Data entries
════
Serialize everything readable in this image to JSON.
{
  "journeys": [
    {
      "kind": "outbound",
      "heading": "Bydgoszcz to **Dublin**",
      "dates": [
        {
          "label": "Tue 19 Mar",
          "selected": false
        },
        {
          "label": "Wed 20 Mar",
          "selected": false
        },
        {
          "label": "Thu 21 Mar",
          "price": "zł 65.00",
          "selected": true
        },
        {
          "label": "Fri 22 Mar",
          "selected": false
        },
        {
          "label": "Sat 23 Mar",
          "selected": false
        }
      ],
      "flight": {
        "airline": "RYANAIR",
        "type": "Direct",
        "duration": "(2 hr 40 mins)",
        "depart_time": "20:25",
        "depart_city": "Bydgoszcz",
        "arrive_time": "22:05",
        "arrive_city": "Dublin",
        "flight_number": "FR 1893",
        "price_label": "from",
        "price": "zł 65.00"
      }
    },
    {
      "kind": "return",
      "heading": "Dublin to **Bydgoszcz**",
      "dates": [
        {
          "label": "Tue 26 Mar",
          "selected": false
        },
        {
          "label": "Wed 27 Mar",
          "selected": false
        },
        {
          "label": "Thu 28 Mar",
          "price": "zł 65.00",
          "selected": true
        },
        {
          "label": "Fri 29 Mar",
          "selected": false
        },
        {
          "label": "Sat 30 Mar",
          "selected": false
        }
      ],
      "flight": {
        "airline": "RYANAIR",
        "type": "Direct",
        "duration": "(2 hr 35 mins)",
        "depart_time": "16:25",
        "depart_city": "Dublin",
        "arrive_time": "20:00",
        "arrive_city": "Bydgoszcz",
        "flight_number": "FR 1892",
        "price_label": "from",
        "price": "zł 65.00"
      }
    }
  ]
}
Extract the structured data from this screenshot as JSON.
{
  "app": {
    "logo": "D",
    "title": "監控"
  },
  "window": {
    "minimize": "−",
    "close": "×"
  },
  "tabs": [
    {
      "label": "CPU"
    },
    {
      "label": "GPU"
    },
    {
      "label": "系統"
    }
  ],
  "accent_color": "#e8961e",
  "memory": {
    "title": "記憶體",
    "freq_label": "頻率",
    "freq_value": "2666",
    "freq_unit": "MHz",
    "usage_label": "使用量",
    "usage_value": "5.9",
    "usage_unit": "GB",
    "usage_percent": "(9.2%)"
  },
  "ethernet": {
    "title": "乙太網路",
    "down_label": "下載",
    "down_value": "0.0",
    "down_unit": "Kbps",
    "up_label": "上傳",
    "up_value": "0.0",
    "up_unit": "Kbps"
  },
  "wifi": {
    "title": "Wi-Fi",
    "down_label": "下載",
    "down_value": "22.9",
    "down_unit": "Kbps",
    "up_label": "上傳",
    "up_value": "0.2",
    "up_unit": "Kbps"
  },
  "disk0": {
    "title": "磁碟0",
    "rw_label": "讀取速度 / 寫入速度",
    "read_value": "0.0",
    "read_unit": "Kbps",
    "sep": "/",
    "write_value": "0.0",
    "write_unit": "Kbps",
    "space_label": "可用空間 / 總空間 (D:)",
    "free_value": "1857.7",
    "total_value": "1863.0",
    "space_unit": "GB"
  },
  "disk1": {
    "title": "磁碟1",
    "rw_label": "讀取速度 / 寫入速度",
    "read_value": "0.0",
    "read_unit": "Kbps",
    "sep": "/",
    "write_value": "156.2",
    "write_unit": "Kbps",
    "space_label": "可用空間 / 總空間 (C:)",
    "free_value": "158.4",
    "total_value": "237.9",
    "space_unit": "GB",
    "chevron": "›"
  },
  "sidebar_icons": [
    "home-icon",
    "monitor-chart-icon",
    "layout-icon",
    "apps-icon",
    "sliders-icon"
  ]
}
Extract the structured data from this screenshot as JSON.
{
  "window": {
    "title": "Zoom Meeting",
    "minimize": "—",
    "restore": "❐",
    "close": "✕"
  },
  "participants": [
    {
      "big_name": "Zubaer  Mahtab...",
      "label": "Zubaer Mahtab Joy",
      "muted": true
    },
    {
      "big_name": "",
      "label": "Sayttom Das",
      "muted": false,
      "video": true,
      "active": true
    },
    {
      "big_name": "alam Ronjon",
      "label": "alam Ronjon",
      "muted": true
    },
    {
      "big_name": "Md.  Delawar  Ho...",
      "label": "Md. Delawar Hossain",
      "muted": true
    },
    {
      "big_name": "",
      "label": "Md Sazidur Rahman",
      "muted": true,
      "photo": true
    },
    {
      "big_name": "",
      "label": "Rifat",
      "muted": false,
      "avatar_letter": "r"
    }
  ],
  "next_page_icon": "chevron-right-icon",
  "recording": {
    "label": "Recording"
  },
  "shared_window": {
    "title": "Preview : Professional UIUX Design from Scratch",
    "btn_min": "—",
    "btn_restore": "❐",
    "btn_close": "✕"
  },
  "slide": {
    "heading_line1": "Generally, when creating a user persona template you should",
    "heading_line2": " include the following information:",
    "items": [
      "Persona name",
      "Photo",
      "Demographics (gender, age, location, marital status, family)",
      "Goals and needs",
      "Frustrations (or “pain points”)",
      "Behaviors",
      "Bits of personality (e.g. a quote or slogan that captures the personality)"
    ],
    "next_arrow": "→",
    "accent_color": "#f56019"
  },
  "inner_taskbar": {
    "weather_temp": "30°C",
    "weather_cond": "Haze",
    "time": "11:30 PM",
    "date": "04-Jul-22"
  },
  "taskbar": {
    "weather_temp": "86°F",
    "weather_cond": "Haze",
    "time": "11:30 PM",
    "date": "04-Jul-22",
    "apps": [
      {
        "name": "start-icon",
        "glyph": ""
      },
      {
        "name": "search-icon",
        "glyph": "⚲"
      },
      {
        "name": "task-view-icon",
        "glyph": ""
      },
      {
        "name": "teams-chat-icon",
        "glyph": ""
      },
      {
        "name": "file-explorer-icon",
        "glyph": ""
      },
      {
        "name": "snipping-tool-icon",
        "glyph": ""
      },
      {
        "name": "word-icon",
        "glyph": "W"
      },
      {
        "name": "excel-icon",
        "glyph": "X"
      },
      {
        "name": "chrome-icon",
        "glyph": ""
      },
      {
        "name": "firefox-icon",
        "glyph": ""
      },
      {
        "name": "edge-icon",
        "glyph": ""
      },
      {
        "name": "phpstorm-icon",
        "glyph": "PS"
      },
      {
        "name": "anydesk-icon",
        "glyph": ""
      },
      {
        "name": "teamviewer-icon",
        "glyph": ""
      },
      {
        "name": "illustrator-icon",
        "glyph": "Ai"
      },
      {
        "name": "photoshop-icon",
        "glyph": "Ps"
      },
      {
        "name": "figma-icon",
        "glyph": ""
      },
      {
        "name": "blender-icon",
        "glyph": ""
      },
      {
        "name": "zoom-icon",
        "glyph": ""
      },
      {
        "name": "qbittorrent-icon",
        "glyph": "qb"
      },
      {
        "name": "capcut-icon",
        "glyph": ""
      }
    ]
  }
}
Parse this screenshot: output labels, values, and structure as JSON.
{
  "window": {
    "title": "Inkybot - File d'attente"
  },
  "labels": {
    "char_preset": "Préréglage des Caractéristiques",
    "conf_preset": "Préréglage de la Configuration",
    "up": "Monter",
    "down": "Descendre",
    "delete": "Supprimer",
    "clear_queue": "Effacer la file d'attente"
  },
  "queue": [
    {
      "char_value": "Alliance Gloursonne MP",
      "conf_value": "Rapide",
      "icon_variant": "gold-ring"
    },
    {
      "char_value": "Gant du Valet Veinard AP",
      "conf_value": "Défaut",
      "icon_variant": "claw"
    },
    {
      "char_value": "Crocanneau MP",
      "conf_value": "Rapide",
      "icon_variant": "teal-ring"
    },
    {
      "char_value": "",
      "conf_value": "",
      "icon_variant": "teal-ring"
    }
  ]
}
════
● What to produce
Go through the material above line by line and copy it exactly.

● Solution for this task
Serialize everything readable in this image to JSON.
{
  "journeys": [
    {
      "kind": "outbound",
      "heading": "Bydgoszcz to **Dublin**",
      "dates": [
        {
          "label": "Tue 19 Mar",
          "selected": false
        },
        {
          "label": "Wed 20 Mar",
          "selected": false
        },
        {
          "label": "Thu 21 Mar",
          "price": "zł 65.00",
          "selected": true
        },
        {
          "label": "Fri 22 Mar",
          "selected": false
        },
        {
          "label": "Sat 23 Mar",
          "selected": false
        }
      ],
      "flight": {
        "airline": "RYANAIR",
        "type": "Direct",
        "duration": "(2 hr 40 mins)",
        "depart_time": "20:25",
        "depart_city": "Bydgoszcz",
        "arrive_time": "22:05",
        "arrive_city": "Dublin",
        "flight_number": "FR 1893",
        "price_label": "from",
        "price": "zł 65.00"
      }
    },
    {
      "kind": "return",
      "heading": "Dublin to **Bydgoszcz**",
      "dates": [
        {
          "label": "Tue 26 Mar",
          "selected": false
        },
        {
          "label": "Wed 27 Mar",
          "selected": false
        },
        {
          "label": "Thu 28 Mar",
          "price": "zł 65.00",
          "selected": true
        },
        {
          "label": "Fri 29 Mar",
          "selected": false
        },
        {
          "label": "Sat 30 Mar",
          "selected": false
        }
      ],
      "flight": {
        "airline": "RYANAIR",
        "type": "Direct",
        "duration": "(2 hr 35 mins)",
        "depart_time": "16:25",
        "depart_city": "Dublin",
        "arrive_time": "20:00",
        "arrive_city": "Bydgoszcz",
        "flight_number": "FR 1892",
        "price_label": "from",
        "price": "zł 65.00"
      }
    }
  ]
}
Extract the structured data from this screenshot as JSON.
{
  "app": {
    "logo": "D",
    "title": "監控"
  },
  "window": {
    "minimize": "−",
    "close": "×"
  },
  "tabs": [
    {
      "label": "CPU"
    },
    {
      "label": "GPU"
    },
    {
      "label": "系統"
    }
  ],
  "accent_color": "#e8961e",
  "memory": {
    "title": "記憶體",
    "freq_label": "頻率",
    "freq_value": "2666",
    "freq_unit": "MHz",
    "usage_label": "使用量",
    "usage_value": "5.9",
    "usage_unit": "GB",
    "usage_percent": "(9.2%)"
  },
  "ethernet": {
    "title": "乙太網路",
    "down_label": "下載",
    "down_value": "0.0",
    "down_unit": "Kbps",
    "up_label": "上傳",
    "up_value": "0.0",
    "up_unit": "Kbps"
  },
  "wifi": {
    "title": "Wi-Fi",
    "down_label": "下載",
    "down_value": "22.9",
    "down_unit": "Kbps",
    "up_label": "上傳",
    "up_value": "0.2",
    "up_unit": "Kbps"
  },
  "disk0": {
    "title": "磁碟0",
    "rw_label": "讀取速度 / 寫入速度",
    "read_value": "0.0",
    "read_unit": "Kbps",
    "sep": "/",
    "write_value": "0.0",
    "write_unit": "Kbps",
    "space_label": "可用空間 / 總空間 (D:)",
    "free_value": "1857.7",
    "total_value": "1863.0",
    "space_unit": "GB"
  },
  "disk1": {
    "title": "磁碟1",
    "rw_label": "讀取速度 / 寫入速度",
    "read_value": "0.0",
    "read_unit": "Kbps",
    "sep": "/",
    "write_value": "156.2",
    "write_unit": "Kbps",
    "space_label": "可用空間 / 總空間 (C:)",
    "free_value": "158.4",
    "total_value": "237.9",
    "space_unit": "GB",
    "chevron": "›"
  },
  "sidebar_icons": [
    "home-icon",
    "monitor-chart-icon",
    "layout-icon",
    "apps-icon",
    "sliders-icon"
  ]
}
Extract the structured data from this screenshot as JSON.
{
  "window": {
    "title": "Zoom Meeting",
    "minimize": "—",
    "restore": "❐",
    "close": "✕"
  },
  "participants": [
    {
      "big_name": "Zubaer  Mahtab...",
      "label": "Zubaer Mahtab Joy",
      "muted": true
    },
    {
      "big_name": "",
      "label": "Sayttom Das",
      "muted": false,
      "video": true,
      "active": true
    },
    {
      "big_name": "alam Ronjon",
      "label": "alam Ronjon",
      "muted": true
    },
    {
      "big_name": "Md.  Delawar  Ho...",
      "label": "Md. Delawar Hossain",
      "muted": true
    },
    {
      "big_name": "",
      "label": "Md Sazidur Rahman",
      "muted": true,
      "photo": true
    },
    {
      "big_name": "",
      "label": "Rifat",
      "muted": false,
      "avatar_letter": "r"
    }
  ],
  "next_page_icon": "chevron-right-icon",
  "recording": {
    "label": "Recording"
  },
  "shared_window": {
    "title": "Preview : Professional UIUX Design from Scratch",
    "btn_min": "—",
    "btn_restore": "❐",
    "btn_close": "✕"
  },
  "slide": {
    "heading_line1": "Generally, when creating a user persona template you should",
    "heading_line2": " include the following information:",
    "items": [
      "Persona name",
      "Photo",
      "Demographics (gender, age, location, marital status, family)",
      "Goals and needs",
      "Frustrations (or “pain points”)",
      "Behaviors",
      "Bits of personality (e.g. a quote or slogan that captures the personality)"
    ],
    "next_arrow": "→",
    "accent_color": "#f56019"
  },
  "inner_taskbar": {
    "weather_temp": "30°C",
    "weather_cond": "Haze",
    "time": "11:30 PM",
    "date": "04-Jul-22"
  },
  "taskbar": {
    "weather_temp": "86°F",
    "weather_cond": "Haze",
    "time": "11:30 PM",
    "date": "04-Jul-22",
    "apps": [
      {
        "name": "start-icon",
        "glyph": ""
      },
      {
        "name": "search-icon",
        "glyph": "⚲"
      },
      {
        "name": "task-view-icon",
        "glyph": ""
      },
      {
        "name": "teams-chat-icon",
        "glyph": ""
      },
      {
        "name": "file-explorer-icon",
        "glyph": ""
      },
      {
        "name": "snipping-tool-icon",
        "glyph": ""
      },
      {
        "name": "word-icon",
        "glyph": "W"
      },
      {
        "name": "excel-icon",
        "glyph": "X"
      },
      {
        "name": "chrome-icon",
        "glyph": ""
      },
      {
        "name": "firefox-icon",
        "glyph": ""
      },
      {
        "name": "edge-icon",
        "glyph": ""
      },
      {
        "name": "phpstorm-icon",
        "glyph": "PS"
      },
      {
        "name": "anydesk-icon",
        "glyph": ""
      },
      {
        "name": "teamviewer-icon",
        "glyph": ""
      },
      {
        "name": "illustrator-icon",
        "glyph": "Ai"
      },
      {
        "name": "photoshop-icon",
        "glyph": "Ps"
      },
      {
        "name": "figma-icon",
        "glyph": ""
      },
      {
        "name": "blender-icon",
        "glyph": ""
      },
      {
        "name": "zoom-icon",
        "glyph": ""
      },
      {
        "name": "qbittorrent-icon",
        "glyph": "qb"
      },
      {
        "name": "capcut-icon",
        "glyph": ""
      }
    ]
  }
}
Parse this screenshot: output labels, values, and structure as JSON.
{
  "window": {
    "title": "Inkybot - File d'attente"
  },
  "labels": {
    "char_preset": "Préréglage des Caractéristiques",
    "conf_preset": "Préréglage de la Configuration",
    "up": "Monter",
    "down": "Descendre",
    "delete": "Supprimer",
    "clear_queue": "Effacer la file d'attente"
  },
  "queue": [
    {
      "char_value": "Alliance Gloursonne MP",
      "conf_value": "Rapide",
      "icon_variant": "gold-ring"
    },
    {
      "char_value": "Gant du Valet Veinard AP",
      "conf_value": "Défaut",
      "icon_variant": "claw"
    },
    {
      "char_value": "Crocanneau MP",
      "conf_value": "Rapide",
      "icon_variant": "teal-ring"
    },
    {
      "char_value": "",
      "conf_value": "",
      "icon_variant": "teal-ring"
    }
  ]
}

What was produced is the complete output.